= Stored data =
━━━━━━

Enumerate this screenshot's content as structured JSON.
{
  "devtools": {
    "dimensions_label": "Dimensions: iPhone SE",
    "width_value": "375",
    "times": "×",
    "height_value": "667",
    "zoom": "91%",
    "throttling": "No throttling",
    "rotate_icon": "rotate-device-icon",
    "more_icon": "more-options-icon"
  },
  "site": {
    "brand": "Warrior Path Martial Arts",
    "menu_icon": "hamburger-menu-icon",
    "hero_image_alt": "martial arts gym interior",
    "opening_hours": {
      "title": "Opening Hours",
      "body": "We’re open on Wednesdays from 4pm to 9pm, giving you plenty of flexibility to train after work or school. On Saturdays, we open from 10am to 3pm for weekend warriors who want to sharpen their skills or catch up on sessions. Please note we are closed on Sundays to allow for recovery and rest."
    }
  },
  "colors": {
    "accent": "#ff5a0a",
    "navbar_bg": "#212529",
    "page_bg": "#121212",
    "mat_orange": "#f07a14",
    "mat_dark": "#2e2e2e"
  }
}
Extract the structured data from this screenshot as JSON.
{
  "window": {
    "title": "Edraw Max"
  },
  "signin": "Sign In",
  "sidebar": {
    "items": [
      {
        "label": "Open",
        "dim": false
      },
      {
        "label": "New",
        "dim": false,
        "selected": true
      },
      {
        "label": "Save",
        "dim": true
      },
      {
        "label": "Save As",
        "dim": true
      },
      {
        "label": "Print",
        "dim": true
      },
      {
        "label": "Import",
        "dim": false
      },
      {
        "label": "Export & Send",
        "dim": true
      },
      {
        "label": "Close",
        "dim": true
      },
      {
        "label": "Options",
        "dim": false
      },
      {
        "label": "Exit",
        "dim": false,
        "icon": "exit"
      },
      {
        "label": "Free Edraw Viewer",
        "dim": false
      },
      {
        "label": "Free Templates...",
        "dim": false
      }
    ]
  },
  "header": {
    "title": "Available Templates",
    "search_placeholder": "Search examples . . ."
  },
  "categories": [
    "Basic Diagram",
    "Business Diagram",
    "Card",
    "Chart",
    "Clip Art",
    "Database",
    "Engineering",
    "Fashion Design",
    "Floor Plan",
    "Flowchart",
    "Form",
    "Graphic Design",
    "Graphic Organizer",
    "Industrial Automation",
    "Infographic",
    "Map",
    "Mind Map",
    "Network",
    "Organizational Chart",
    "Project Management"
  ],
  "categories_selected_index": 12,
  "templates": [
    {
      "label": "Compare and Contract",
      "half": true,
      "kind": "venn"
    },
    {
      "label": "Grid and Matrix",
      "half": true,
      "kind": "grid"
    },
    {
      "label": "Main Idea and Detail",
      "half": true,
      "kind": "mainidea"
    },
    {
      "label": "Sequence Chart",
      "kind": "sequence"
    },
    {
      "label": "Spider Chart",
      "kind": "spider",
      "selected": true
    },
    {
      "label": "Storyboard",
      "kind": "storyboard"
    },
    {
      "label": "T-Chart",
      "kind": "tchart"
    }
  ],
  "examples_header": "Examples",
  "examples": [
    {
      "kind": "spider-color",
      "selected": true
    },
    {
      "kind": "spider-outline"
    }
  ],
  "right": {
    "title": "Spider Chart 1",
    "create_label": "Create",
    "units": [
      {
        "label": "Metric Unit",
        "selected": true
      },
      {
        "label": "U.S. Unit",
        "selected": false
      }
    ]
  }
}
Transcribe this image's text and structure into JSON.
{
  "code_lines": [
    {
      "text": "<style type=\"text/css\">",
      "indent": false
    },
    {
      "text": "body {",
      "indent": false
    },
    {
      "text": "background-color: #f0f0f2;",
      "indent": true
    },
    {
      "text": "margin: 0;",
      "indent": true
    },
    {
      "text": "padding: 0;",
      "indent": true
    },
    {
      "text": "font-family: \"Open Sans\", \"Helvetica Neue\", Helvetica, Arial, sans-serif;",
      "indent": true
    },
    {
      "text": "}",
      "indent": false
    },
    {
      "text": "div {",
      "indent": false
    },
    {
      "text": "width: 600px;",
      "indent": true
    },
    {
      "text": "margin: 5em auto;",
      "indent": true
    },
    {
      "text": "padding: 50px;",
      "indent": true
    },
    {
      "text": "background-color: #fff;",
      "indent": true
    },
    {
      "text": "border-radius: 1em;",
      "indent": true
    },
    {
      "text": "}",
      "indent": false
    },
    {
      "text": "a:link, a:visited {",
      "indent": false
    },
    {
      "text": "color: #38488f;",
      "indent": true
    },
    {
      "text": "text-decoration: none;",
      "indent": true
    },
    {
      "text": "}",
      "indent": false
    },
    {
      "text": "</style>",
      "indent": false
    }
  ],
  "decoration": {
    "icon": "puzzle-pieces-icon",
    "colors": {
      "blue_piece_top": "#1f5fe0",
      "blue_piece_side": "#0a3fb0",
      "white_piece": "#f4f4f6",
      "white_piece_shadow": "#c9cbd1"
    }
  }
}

━━━━━━

= Task to complete =
Output all of the data again, exactly.

= The result =
Enumerate this screenshot's content as structured JSON.
{
  "devtools": {
    "dimensions_label": "Dimensions: iPhone SE",
    "width_value": "375",
    "times": "×",
    "height_value": "667",
    "zoom": "91%",
    "throttling": "No throttling",
    "rotate_icon": "rotate-device-icon",
    "more_icon": "more-options-icon"
  },
  "site": {
    "brand": "Warrior Path Martial Arts",
    "menu_icon": "hamburger-menu-icon",
    "hero_image_alt": "martial arts gym interior",
    "opening_hours": {
      "title": "Opening Hours",
      "body": "We’re open on Wednesdays from 4pm to 9pm, giving you plenty of flexibility to train after work or school. On Saturdays, we open from 10am to 3pm for weekend warriors who want to sharpen their skills or catch up on sessions. Please note we are closed on Sundays to allow for recovery and rest."
    }
  },
  "colors": {
    "accent": "#ff5a0a",
    "navbar_bg": "#212529",
    "page_bg": "#121212",
    "mat_orange": "#f07a14",
    "mat_dark": "#2e2e2e"
  }
}
Extract the structured data from this screenshot as JSON.
{
  "window": {
    "title": "Edraw Max"
  },
  "signin": "Sign In",
  "sidebar": {
    "items": [
      {
        "label": "Open",
        "dim": false
      },
      {
        "label": "New",
        "dim": false,
        "selected": true
      },
      {
        "label": "Save",
        "dim": true
      },
      {
        "label": "Save As",
        "dim": true
      },
      {
        "label": "Print",
        "dim": true
      },
      {
        "label": "Import",
        "dim": false
      },
      {
        "label": "Export & Send",
        "dim": true
      },
      {
        "label": "Close",
        "dim": true
      },
      {
        "label": "Options",
        "dim": false
      },
      {
        "label": "Exit",
        "dim": false,
        "icon": "exit"
      },
      {
        "label": "Free Edraw Viewer",
        "dim": false
      },
      {
        "label": "Free Templates...",
        "dim": false
      }
    ]
  },
  "header": {
    "title": "Available Templates",
    "search_placeholder": "Search examples . . ."
  },
  "categories": [
    "Basic Diagram",
    "Business Diagram",
    "Card",
    "Chart",
    "Clip Art",
    "Database",
    "Engineering",
    "Fashion Design",
    "Floor Plan",
    "Flowchart",
    "Form",
    "Graphic Design",
    "Graphic Organizer",
    "Industrial Automation",
    "Infographic",
    "Map",
    "Mind Map",
    "Network",
    "Organizational Chart",
    "Project Management"
  ],
  "categories_selected_index": 12,
  "templates": [
    {
      "label": "Compare and Contract",
      "half": true,
      "kind": "venn"
    },
    {
      "label": "Grid and Matrix",
      "half": true,
      "kind": "grid"
    },
    {
      "label": "Main Idea and Detail",
      "half": true,
      "kind": "mainidea"
    },
    {
      "label": "Sequence Chart",
      "kind": "sequence"
    },
    {
      "label": "Spider Chart",
      "kind": "spider",
      "selected": true
    },
    {
      "label": "Storyboard",
      "kind": "storyboard"
    },
    {
      "label": "T-Chart",
      "kind": "tchart"
    }
  ],
  "examples_header": "Examples",
  "examples": [
    {
      "kind": "spider-color",
      "selected": true
    },
    {
      "kind": "spider-outline"
    }
  ],
  "right": {
    "title": "Spider Chart 1",
    "create_label": "Create",
    "units": [
      {
        "label": "Metric Unit",
        "selected": true
      },
      {
        "label": "U.S. Unit",
        "selected": false
      }
    ]
  }
}
Transcribe this image's text and structure into JSON.
{
  "code_lines": [
    {
      "text": "<style type=\"text/css\">",
      "indent": false
    },
    {
      "text": "body {",
      "indent": false
    },
    {
      "text": "background-color: #f0f0f2;",
      "indent": true
    },
    {
      "text": "margin: 0;",
      "indent": true
    },
    {
      "text": "padding: 0;",
      "indent": true
    },
    {
      "text": "font-family: \"Open Sans\", \"Helvetica Neue\", Helvetica, Arial, sans-serif;",
      "indent": true
    },
    {
      "text": "}",
      "indent": false
    },
    {
      "text": "div {",
      "indent": false
    },
    {
      "text": "width: 600px;",
      "indent": true
    },
    {
      "text": "margin: 5em auto;",
      "indent": true
    },
    {
      "text": "padding: 50px;",
      "indent": true
    },
    {
      "text": "background-color: #fff;",
      "indent": true
    },
    {
      "text": "border-radius: 1em;",
      "indent": true
    },
    {
      "text": "}",
      "indent": false
    },
    {
      "text": "a:link, a:visited {",
      "indent": false
    },
    {
      "text": "color: #38488f;",
      "indent": true
    },
    {
      "text": "text-decoration: none;",
      "indent": true
    },
    {
      "text": "}",
      "indent": false
    },
    {
      "text": "</style>",
      "indent": false
    }
  ],
  "decoration": {
    "icon": "puzzle-pieces-icon",
    "colors": {
      "blue_piece_top": "#1f5fe0",
      "blue_piece_side": "#0a3fb0",
      "white_piece": "#f4f4f6",
      "white_piece_shadow": "#c9cbd1"
    }
  }
}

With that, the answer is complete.